- **RECORDS SHOWN**:
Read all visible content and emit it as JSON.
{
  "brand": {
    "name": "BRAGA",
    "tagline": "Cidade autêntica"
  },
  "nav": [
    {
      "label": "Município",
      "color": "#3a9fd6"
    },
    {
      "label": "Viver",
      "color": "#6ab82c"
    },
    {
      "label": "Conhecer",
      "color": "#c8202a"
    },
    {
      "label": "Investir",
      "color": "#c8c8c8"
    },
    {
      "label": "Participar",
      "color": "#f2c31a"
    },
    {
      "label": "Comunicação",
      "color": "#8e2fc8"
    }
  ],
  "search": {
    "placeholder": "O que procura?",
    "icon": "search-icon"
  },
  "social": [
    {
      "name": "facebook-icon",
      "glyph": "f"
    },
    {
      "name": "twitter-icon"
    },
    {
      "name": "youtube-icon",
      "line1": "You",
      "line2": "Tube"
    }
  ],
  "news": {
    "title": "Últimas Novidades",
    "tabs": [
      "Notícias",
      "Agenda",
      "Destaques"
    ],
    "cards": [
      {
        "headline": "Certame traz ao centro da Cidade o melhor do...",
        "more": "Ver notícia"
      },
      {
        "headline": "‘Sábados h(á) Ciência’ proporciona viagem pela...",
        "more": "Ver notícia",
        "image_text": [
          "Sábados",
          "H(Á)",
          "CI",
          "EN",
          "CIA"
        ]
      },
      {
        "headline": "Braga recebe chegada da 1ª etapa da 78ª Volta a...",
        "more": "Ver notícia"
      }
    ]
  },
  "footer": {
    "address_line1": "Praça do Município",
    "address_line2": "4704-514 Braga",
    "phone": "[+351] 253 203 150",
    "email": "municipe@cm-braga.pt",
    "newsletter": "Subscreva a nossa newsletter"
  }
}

- **REQUIREMENT**:
Extract every line above exactly as it stands.

- **WRITTEN SOLUTION**:
Read all visible content and emit it as JSON.
{
  "brand": {
    "name": "BRAGA",
    "tagline": "Cidade autêntica"
  },
  "nav": [
    {
      "label": "Município",
      "color": "#3a9fd6"
    },
    {
      "label": "Viver",
      "color": "#6ab82c"
    },
    {
      "label": "Conhecer",
      "color": "#c8202a"
    },
    {
      "label": "Investir",
      "color": "#c8c8c8"
    },
    {
      "label": "Participar",
      "color": "#f2c31a"
    },
    {
      "label": "Comunicação",
      "color": "#8e2fc8"
    }
  ],
  "search": {
    "placeholder": "O que procura?",
    "icon": "search-icon"
  },
  "social": [
    {
      "name": "facebook-icon",
      "glyph": "f"
    },
    {
      "name": "twitter-icon"
    },
    {
      "name": "youtube-icon",
      "line1": "You",
      "line2": "Tube"
    }
  ],
  "news": {
    "title": "Últimas Novidades",
    "tabs": [
      "Notícias",
      "Agenda",
      "Destaques"
    ],
    "cards": [
      {
        "headline": "Certame traz ao centro da Cidade o melhor do...",
        "more": "Ver notícia"
      },
      {
        "headline": "‘Sábados h(á) Ciência’ proporciona viagem pela...",
        "more": "Ver notícia",
        "image_text": [
          "Sábados",
          "H(Á)",
          "CI",
          "EN",
          "CIA"
        ]
      },
      {
        "headline": "Braga recebe chegada da 1ª etapa da 78ª Volta a...",
        "more": "Ver notícia"
      }
    ]
  },
  "footer": {
    "address_line1": "Praça do Município",
    "address_line2": "4704-514 Braga",
    "phone": "[+351] 253 203 150",
    "email": "municipe@cm-braga.pt",
    "newsletter": "Subscreva a nossa newsletter"
  }
}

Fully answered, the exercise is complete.